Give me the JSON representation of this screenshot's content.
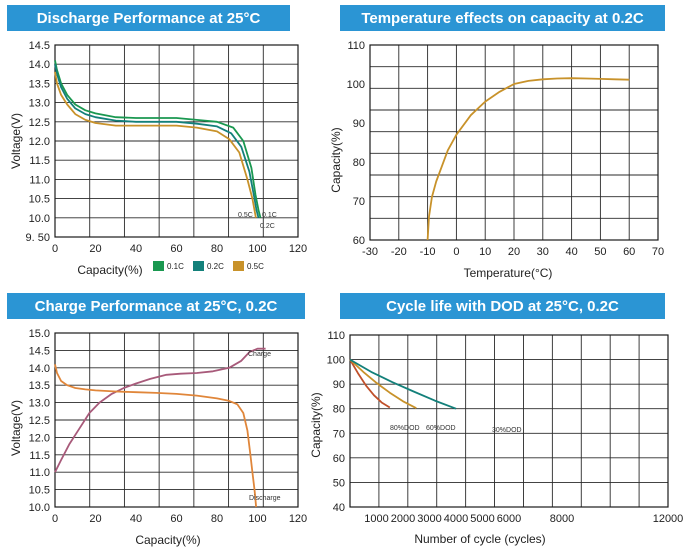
{
  "chart_data": [
    {
      "type": "line",
      "title": "Discharge Performance at 25°C",
      "xlabel": "Capacity(%)",
      "ylabel": "Voltage(V)",
      "xlim": [
        0,
        120
      ],
      "ylim": [
        9.5,
        14.5
      ],
      "xticks": [
        "0",
        "20",
        "40",
        "60",
        "80",
        "100",
        "120"
      ],
      "yticks": [
        "9. 50",
        "10.0",
        "10.5",
        "11.0",
        "11.5",
        "12.0",
        "12.5",
        "13.0",
        "13.5",
        "14.0",
        "14.5"
      ],
      "legend": [
        {
          "label": "0.1C",
          "color": "#1a9850"
        },
        {
          "label": "0.2C",
          "color": "#13807a"
        },
        {
          "label": "0.5C",
          "color": "#c8922a"
        }
      ],
      "annotations": [
        "0.5C",
        "0.1C",
        "0.2C"
      ],
      "grid": true,
      "series": [
        {
          "name": "0.1C",
          "color": "#1a9850",
          "x": [
            0,
            1,
            3,
            6,
            10,
            15,
            20,
            30,
            40,
            50,
            60,
            70,
            80,
            88,
            93,
            97,
            99,
            100.5,
            101.5
          ],
          "y": [
            14.1,
            13.85,
            13.5,
            13.2,
            12.95,
            12.8,
            12.72,
            12.62,
            12.6,
            12.6,
            12.6,
            12.55,
            12.5,
            12.35,
            12.0,
            11.3,
            10.6,
            10.2,
            10.0
          ]
        },
        {
          "name": "0.2C",
          "color": "#13807a",
          "x": [
            0,
            1,
            3,
            6,
            10,
            15,
            20,
            30,
            40,
            50,
            60,
            70,
            80,
            87,
            92,
            96,
            98.5,
            99.5,
            100.5
          ],
          "y": [
            14.0,
            13.75,
            13.4,
            13.1,
            12.85,
            12.7,
            12.62,
            12.53,
            12.5,
            12.5,
            12.5,
            12.45,
            12.38,
            12.2,
            11.85,
            11.2,
            10.5,
            10.2,
            10.0
          ]
        },
        {
          "name": "0.5C",
          "color": "#c8922a",
          "x": [
            0,
            1,
            3,
            6,
            10,
            15,
            20,
            30,
            40,
            50,
            60,
            70,
            80,
            86,
            91,
            95,
            97.5,
            98.5,
            99.2
          ],
          "y": [
            13.8,
            13.5,
            13.2,
            12.95,
            12.7,
            12.55,
            12.47,
            12.4,
            12.4,
            12.4,
            12.4,
            12.35,
            12.25,
            12.05,
            11.7,
            11.0,
            10.5,
            10.2,
            10.0
          ]
        }
      ]
    },
    {
      "type": "line",
      "title": "Temperature effects on capacity at  0.2C",
      "xlabel": "Temperature(°C)",
      "ylabel": "Capacity(%)",
      "xlim": [
        -30,
        70
      ],
      "ylim": [
        60,
        110
      ],
      "xticks": [
        "-30",
        "-20",
        "-10",
        "0",
        "10",
        "20",
        "30",
        "40",
        "50",
        "60",
        "70"
      ],
      "yticks": [
        "60",
        "70",
        "80",
        "90",
        "100",
        "110"
      ],
      "grid": true,
      "series": [
        {
          "name": "",
          "color": "#c8922a",
          "x": [
            -10,
            -9.5,
            -8.5,
            -7,
            -5,
            -3,
            0,
            5,
            10,
            15,
            20,
            25,
            30,
            35,
            40,
            45,
            50,
            55,
            60
          ],
          "y": [
            60,
            66,
            71,
            75,
            79,
            83,
            87,
            92,
            95.5,
            98,
            100,
            100.8,
            101.2,
            101.4,
            101.5,
            101.4,
            101.3,
            101.2,
            101.1
          ]
        }
      ]
    },
    {
      "type": "line",
      "title": "Charge Performance at 25°C, 0.2C",
      "xlabel": "Capacity(%)",
      "ylabel": "Voltage(V)",
      "xlim": [
        0,
        120
      ],
      "ylim": [
        10.0,
        15.0
      ],
      "xticks": [
        "0",
        "20",
        "40",
        "60",
        "80",
        "100",
        "120"
      ],
      "yticks": [
        "10.0",
        "10.5",
        "11.0",
        "11.5",
        "12.0",
        "12.5",
        "13.0",
        "13.5",
        "14.0",
        "14.5",
        "15.0"
      ],
      "annotations": [
        "Charge",
        "Discharge"
      ],
      "grid": true,
      "series": [
        {
          "name": "Charge",
          "color": "#a85a7a",
          "x": [
            0,
            3,
            7,
            12,
            17,
            22,
            28,
            34,
            40,
            47,
            55,
            62,
            70,
            78,
            86,
            92,
            96,
            100,
            104
          ],
          "y": [
            11.0,
            11.35,
            11.8,
            12.25,
            12.7,
            13.0,
            13.25,
            13.42,
            13.55,
            13.68,
            13.8,
            13.83,
            13.85,
            13.9,
            14.0,
            14.2,
            14.45,
            14.55,
            14.55
          ]
        },
        {
          "name": "Discharge",
          "color": "#e0863a",
          "x": [
            0,
            1,
            3,
            6,
            10,
            15,
            20,
            30,
            40,
            50,
            60,
            70,
            80,
            86,
            90,
            93,
            95,
            96.5,
            97.5,
            98.5,
            99,
            99.3
          ],
          "y": [
            14.1,
            13.85,
            13.62,
            13.5,
            13.42,
            13.38,
            13.35,
            13.32,
            13.3,
            13.28,
            13.25,
            13.2,
            13.12,
            13.05,
            12.95,
            12.7,
            12.2,
            11.5,
            11.0,
            10.5,
            10.2,
            10.0
          ]
        }
      ]
    },
    {
      "type": "line",
      "title": "Cycle life with DOD at 25°C, 0.2C",
      "xlabel": "Number of cycle (cycles)",
      "ylabel": "Capacity(%)",
      "xlim": [
        0,
        12000
      ],
      "ylim": [
        40,
        110
      ],
      "xticks": [
        "1000",
        "2000",
        "3000",
        "4000",
        "5000",
        "6000",
        "8000",
        "12000"
      ],
      "yticks": [
        "40",
        "50",
        "60",
        "70",
        "80",
        "90",
        "100",
        "110"
      ],
      "annotations": [
        "80%DOD",
        "60%DOD",
        "30%DOD"
      ],
      "grid": true,
      "series": [
        {
          "name": "80%DOD",
          "color": "#c0502a",
          "x": [
            0,
            300,
            600,
            900,
            1200,
            1500
          ],
          "y": [
            100,
            94.5,
            89.5,
            85.5,
            82.5,
            80.5
          ]
        },
        {
          "name": "60%DOD",
          "color": "#c8922a",
          "x": [
            0,
            500,
            1000,
            1500,
            2000,
            2500
          ],
          "y": [
            100,
            95,
            90.5,
            86.5,
            83,
            80.2
          ]
        },
        {
          "name": "30%DOD",
          "color": "#13807a",
          "x": [
            0,
            800,
            1600,
            2400,
            3200,
            4000
          ],
          "y": [
            100,
            95,
            90.8,
            87,
            83.3,
            80
          ]
        }
      ]
    }
  ]
}
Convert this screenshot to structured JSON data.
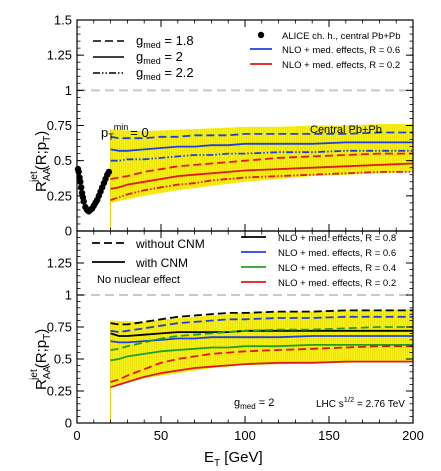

════════════════════

Objective: Go through the preceding material and copy each line that has the word "JSON".

Task result:
Give me the JSON representation of this screenshot's content.
Convert this screenshot to structured JSON data.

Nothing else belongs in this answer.